- **Aim**
Write the records out again exactly, leaving no images in.

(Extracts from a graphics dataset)

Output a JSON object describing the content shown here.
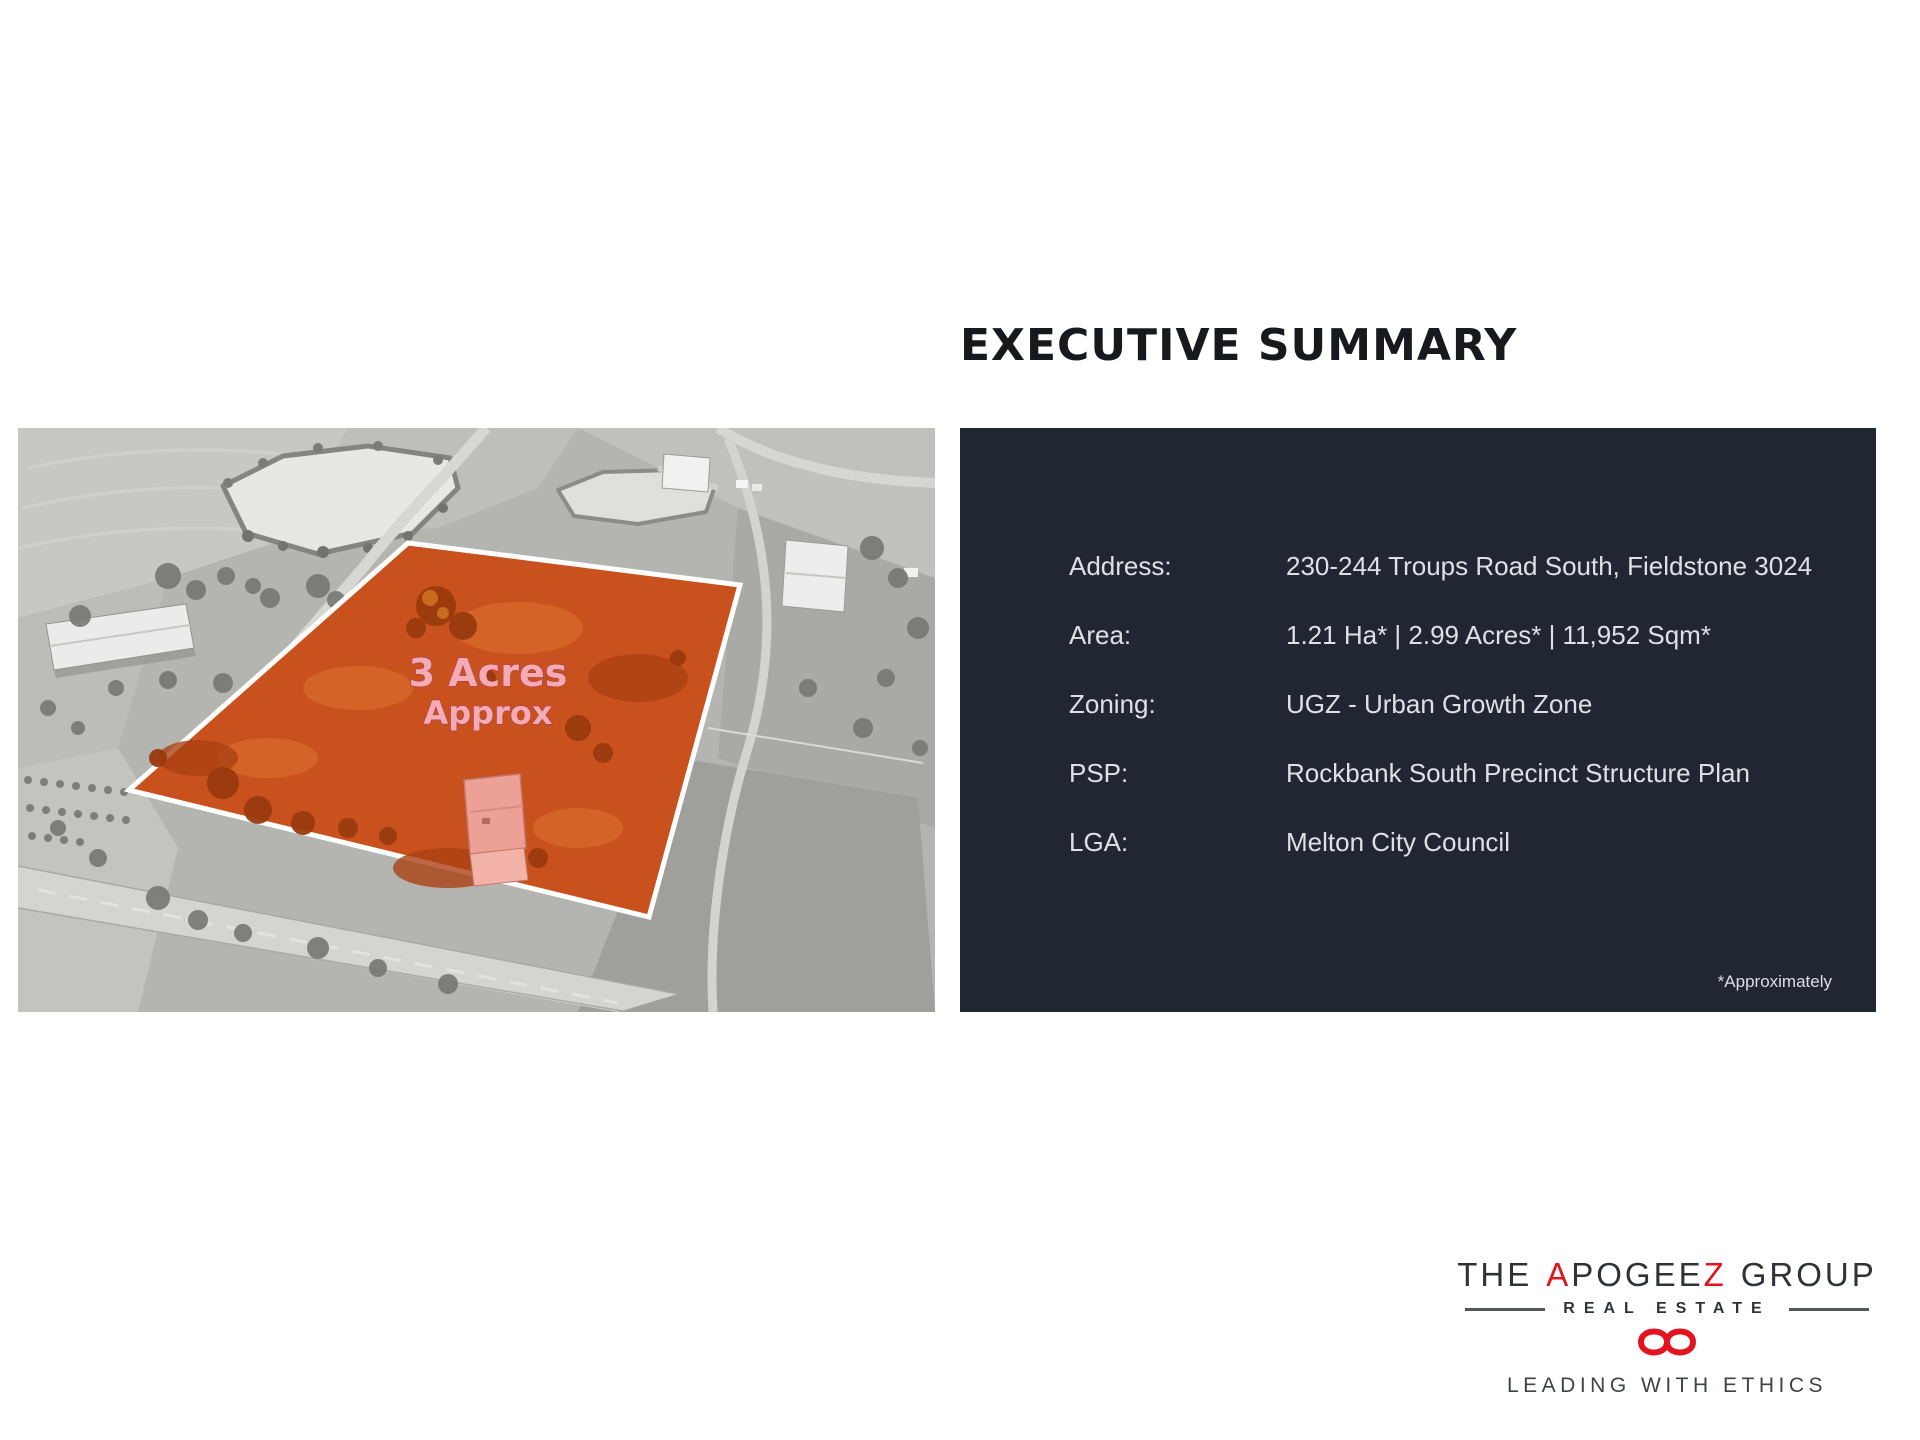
{
  "title": "EXECUTIVE SUMMARY",
  "photo": {
    "parcel_label_line1": "3 Acres",
    "parcel_label_line2": "Approx",
    "parcel_color": "#c8511d"
  },
  "summary_panel": {
    "background": "#212732",
    "text_color": "#dde1e7",
    "rows": [
      {
        "label": "Address:",
        "value": "230-244 Troups Road South, Fieldstone 3024"
      },
      {
        "label": "Area:",
        "value": "1.21 Ha* | 2.99 Acres* | 11,952 Sqm*"
      },
      {
        "label": "Zoning:",
        "value": "UGZ - Urban Growth Zone"
      },
      {
        "label": "PSP:",
        "value": "Rockbank South Precinct Structure Plan"
      },
      {
        "label": "LGA:",
        "value": "Melton City Council"
      }
    ],
    "footnote": "*Approximately"
  },
  "logo": {
    "line1_parts": [
      {
        "text": "THE",
        "color": "#2f3338"
      },
      {
        "text": "A",
        "color": "#e2141f"
      },
      {
        "text": "POGEE",
        "color": "#2f3338"
      },
      {
        "text": "Z",
        "color": "#e2141f"
      },
      {
        "text": "GROUP",
        "color": "#2f3338"
      }
    ],
    "line2": "REAL ESTATE",
    "tagline": "LEADING WITH ETHICS",
    "accent_red": "#e2141f"
  }
}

- **Output of the task**
Output a JSON object describing the content shown here.
{
  "title": "EXECUTIVE SUMMARY",
  "photo": {
    "parcel_label_line1": "3 Acres",
    "parcel_label_line2": "Approx",
    "parcel_color": "#c8511d"
  },
  "summary_panel": {
    "background": "#212732",
    "text_color": "#dde1e7",
    "rows": [
      {
        "label": "Address:",
        "value": "230-244 Troups Road South, Fieldstone 3024"
      },
      {
        "label": "Area:",
        "value": "1.21 Ha* | 2.99 Acres* | 11,952 Sqm*"
      },
      {
        "label": "Zoning:",
        "value": "UGZ - Urban Growth Zone"
      },
      {
        "label": "PSP:",
        "value": "Rockbank South Precinct Structure Plan"
      },
      {
        "label": "LGA:",
        "value": "Melton City Council"
      }
    ],
    "footnote": "*Approximately"
  },
  "logo": {
    "line1_parts": [
      {
        "text": "THE",
        "color": "#2f3338"
      },
      {
        "text": "A",
        "color": "#e2141f"
      },
      {
        "text": "POGEE",
        "color": "#2f3338"
      },
      {
        "text": "Z",
        "color": "#e2141f"
      },
      {
        "text": "GROUP",
        "color": "#2f3338"
      }
    ],
    "line2": "REAL ESTATE",
    "tagline": "LEADING WITH ETHICS",
    "accent_red": "#e2141f"
  }
}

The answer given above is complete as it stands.